Exercise instructions: Count how many lines of the material hold "date". Respond with that number alone.

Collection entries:

>> Start

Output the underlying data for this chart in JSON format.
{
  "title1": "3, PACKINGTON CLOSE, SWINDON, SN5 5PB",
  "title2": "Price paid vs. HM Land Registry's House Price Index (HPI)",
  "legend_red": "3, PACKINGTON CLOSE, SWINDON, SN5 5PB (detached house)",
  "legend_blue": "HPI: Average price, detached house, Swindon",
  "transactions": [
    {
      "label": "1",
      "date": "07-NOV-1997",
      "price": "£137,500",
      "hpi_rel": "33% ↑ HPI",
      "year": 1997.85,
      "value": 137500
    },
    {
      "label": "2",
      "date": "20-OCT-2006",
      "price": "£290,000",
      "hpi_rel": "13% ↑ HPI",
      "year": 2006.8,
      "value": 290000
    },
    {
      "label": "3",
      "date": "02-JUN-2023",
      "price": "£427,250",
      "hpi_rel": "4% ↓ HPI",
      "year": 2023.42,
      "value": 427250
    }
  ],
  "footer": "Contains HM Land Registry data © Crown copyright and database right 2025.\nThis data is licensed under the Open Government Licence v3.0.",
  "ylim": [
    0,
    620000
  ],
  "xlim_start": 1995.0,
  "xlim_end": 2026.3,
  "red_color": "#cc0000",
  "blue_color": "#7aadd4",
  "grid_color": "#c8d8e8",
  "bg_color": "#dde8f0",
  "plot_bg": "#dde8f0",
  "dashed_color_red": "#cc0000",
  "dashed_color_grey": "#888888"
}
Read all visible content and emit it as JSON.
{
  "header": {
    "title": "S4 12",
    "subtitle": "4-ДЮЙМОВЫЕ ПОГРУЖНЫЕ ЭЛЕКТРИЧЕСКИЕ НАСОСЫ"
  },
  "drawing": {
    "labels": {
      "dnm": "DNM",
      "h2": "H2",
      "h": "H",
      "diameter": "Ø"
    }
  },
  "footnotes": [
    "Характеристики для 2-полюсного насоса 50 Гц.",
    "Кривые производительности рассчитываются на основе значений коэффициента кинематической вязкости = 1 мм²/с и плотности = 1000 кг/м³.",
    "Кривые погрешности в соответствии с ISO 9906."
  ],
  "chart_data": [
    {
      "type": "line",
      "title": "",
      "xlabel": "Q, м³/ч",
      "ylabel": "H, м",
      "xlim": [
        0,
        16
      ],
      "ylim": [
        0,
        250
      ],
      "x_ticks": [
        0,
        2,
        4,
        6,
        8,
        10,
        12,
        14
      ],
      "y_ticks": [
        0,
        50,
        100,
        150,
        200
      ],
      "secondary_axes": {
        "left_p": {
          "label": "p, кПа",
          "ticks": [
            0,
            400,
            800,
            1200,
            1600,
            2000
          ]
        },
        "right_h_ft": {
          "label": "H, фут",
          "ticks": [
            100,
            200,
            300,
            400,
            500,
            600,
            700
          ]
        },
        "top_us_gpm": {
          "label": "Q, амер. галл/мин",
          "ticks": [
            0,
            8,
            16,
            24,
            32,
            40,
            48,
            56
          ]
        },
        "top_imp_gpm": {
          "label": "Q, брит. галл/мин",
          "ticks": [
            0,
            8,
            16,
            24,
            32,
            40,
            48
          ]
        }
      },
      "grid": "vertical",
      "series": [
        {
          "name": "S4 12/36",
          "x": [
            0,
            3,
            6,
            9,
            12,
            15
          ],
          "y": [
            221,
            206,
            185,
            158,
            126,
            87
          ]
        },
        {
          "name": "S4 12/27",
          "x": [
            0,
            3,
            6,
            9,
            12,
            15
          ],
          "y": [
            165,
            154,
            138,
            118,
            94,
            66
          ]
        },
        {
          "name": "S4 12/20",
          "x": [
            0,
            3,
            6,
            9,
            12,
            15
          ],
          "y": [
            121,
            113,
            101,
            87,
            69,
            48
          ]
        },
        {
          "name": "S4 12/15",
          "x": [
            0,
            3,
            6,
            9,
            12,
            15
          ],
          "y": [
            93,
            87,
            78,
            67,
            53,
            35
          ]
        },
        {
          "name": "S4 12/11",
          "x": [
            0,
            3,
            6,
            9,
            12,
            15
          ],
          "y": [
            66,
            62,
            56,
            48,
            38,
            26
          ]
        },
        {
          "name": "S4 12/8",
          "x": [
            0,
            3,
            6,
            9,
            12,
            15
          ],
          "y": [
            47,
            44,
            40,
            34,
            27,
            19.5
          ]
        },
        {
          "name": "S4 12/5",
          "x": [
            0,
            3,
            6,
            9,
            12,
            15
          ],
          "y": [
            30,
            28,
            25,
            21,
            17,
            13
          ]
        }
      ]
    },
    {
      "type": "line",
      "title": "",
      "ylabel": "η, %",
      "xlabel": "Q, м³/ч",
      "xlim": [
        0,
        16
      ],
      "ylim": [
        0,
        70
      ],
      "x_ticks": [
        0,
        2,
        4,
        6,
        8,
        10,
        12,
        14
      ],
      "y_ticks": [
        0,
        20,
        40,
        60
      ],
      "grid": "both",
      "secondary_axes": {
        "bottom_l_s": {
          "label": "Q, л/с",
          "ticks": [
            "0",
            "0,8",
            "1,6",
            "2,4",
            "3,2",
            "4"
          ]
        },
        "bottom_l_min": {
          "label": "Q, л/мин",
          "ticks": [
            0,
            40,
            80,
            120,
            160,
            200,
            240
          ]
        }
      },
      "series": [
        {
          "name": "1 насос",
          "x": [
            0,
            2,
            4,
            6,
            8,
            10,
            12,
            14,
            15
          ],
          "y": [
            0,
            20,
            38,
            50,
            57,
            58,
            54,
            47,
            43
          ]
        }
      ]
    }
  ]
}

>> End

Result: 3